■ **Data entries**:
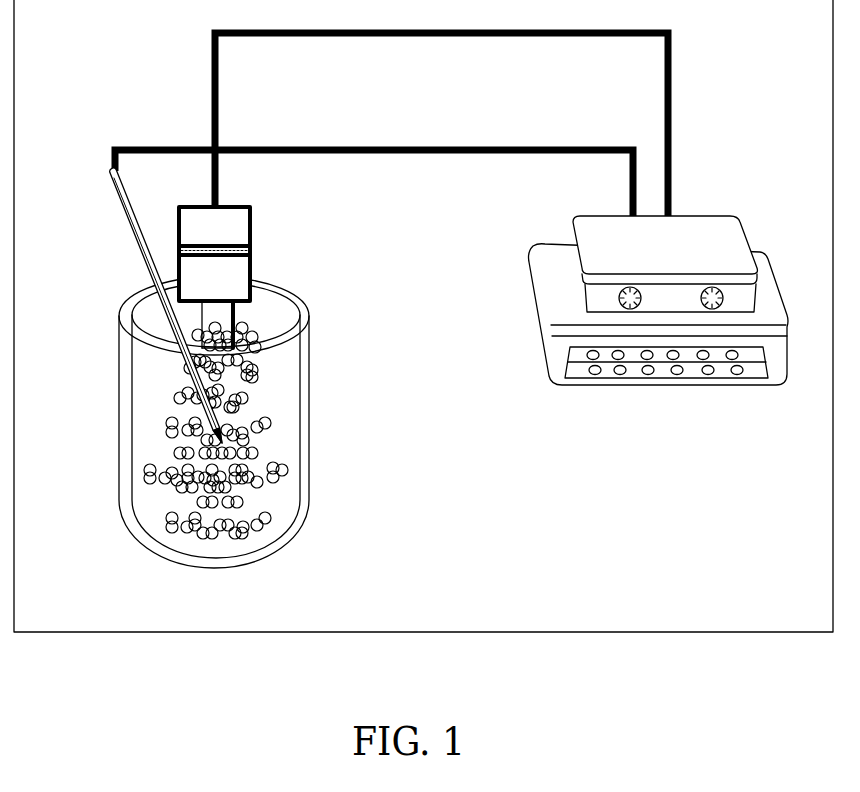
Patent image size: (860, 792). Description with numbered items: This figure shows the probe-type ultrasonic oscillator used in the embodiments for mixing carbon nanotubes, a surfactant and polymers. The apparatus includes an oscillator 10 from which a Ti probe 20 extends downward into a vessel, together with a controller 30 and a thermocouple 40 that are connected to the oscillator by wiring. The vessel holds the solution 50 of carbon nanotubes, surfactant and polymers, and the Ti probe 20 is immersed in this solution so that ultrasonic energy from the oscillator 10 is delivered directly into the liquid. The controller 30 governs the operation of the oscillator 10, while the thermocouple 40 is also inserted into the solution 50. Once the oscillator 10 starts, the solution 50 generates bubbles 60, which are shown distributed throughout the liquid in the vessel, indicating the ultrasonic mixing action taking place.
---
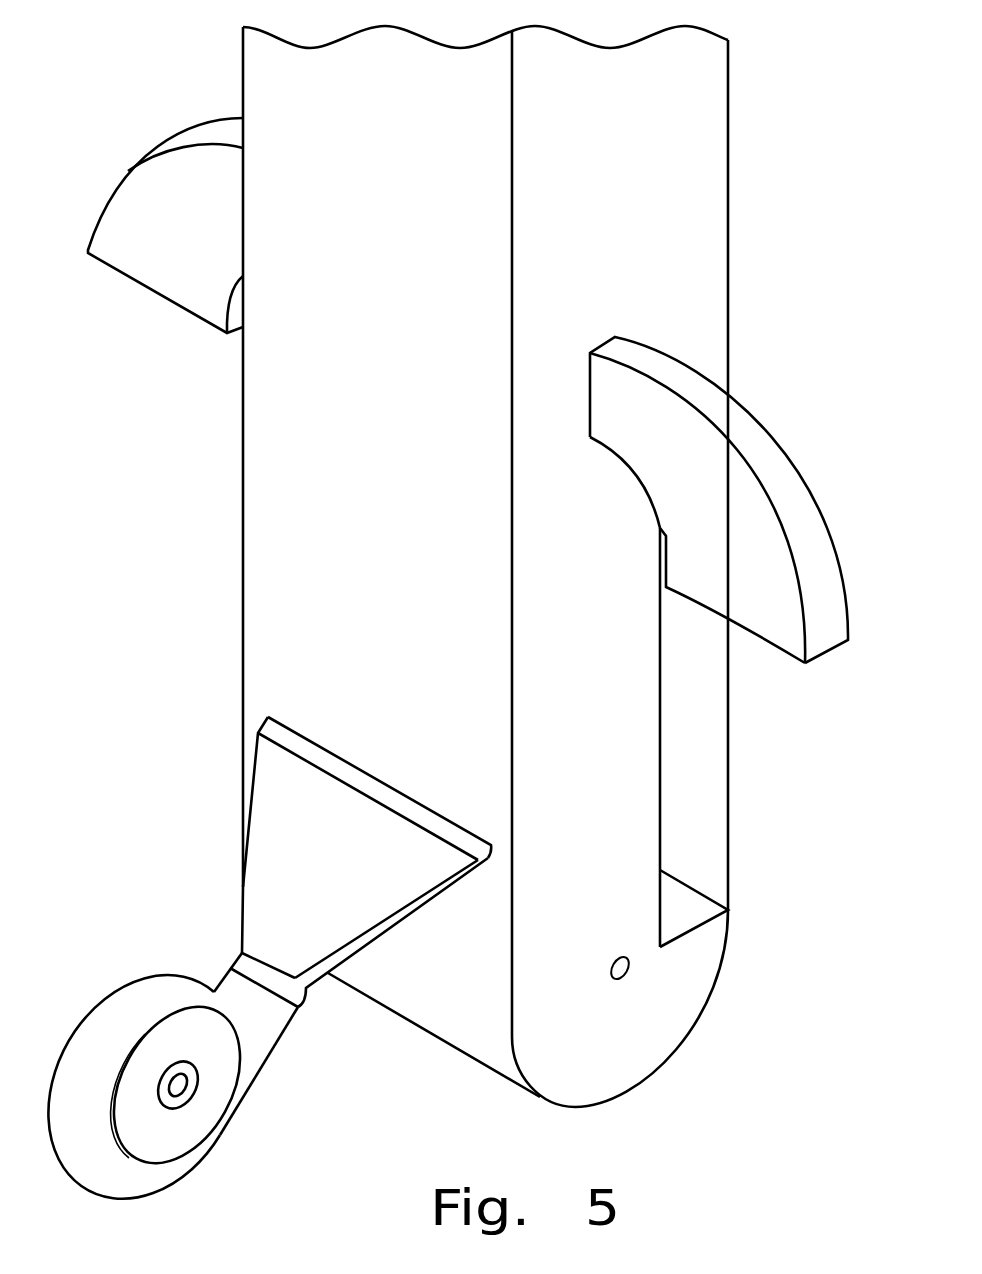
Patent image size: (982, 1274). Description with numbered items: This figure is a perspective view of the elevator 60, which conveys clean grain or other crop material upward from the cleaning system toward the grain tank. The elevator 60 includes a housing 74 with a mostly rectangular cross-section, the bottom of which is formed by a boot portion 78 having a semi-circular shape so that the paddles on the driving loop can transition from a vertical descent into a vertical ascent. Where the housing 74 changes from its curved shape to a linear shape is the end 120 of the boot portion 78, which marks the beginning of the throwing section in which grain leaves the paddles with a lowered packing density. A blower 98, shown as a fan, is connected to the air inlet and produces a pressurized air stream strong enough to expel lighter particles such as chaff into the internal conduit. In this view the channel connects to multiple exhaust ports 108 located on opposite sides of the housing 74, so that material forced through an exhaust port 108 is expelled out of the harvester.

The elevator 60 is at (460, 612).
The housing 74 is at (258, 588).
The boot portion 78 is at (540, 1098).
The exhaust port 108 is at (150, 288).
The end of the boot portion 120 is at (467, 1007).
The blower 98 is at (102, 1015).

■ **Stated goal**:
List each line in the entries above that contains the word "blower".

■ **The result**:
Patent image size: (982, 1274). Description with numbered items: This figure is a perspective view of the elevator 60, which conveys clean grain or other crop material upward from the cleaning system toward the grain tank. The elevator 60 includes a housing 74 with a mostly rectangular cross-section, the bottom of which is formed by a boot portion 78 having a semi-circular shape so that the paddles on the driving loop can transition from a vertical descent into a vertical ascent. Where the housing 74 changes from its curved shape to a linear shape is the end 120 of the boot portion 78, which marks the beginning of the throwing section in which grain leaves the paddles with a lowered packing density. A blower 98, shown as a fan, is connected to the air inlet and produces a pressurized air stream strong enough to expel lighter particles such as chaff into the internal conduit. In this view the channel connects to multiple exhaust ports 108 located on opposite sides of the housing 74, so that material forced through an exhaust port 108 is expelled out of the harvester.
The blower 98 is at (102, 1015).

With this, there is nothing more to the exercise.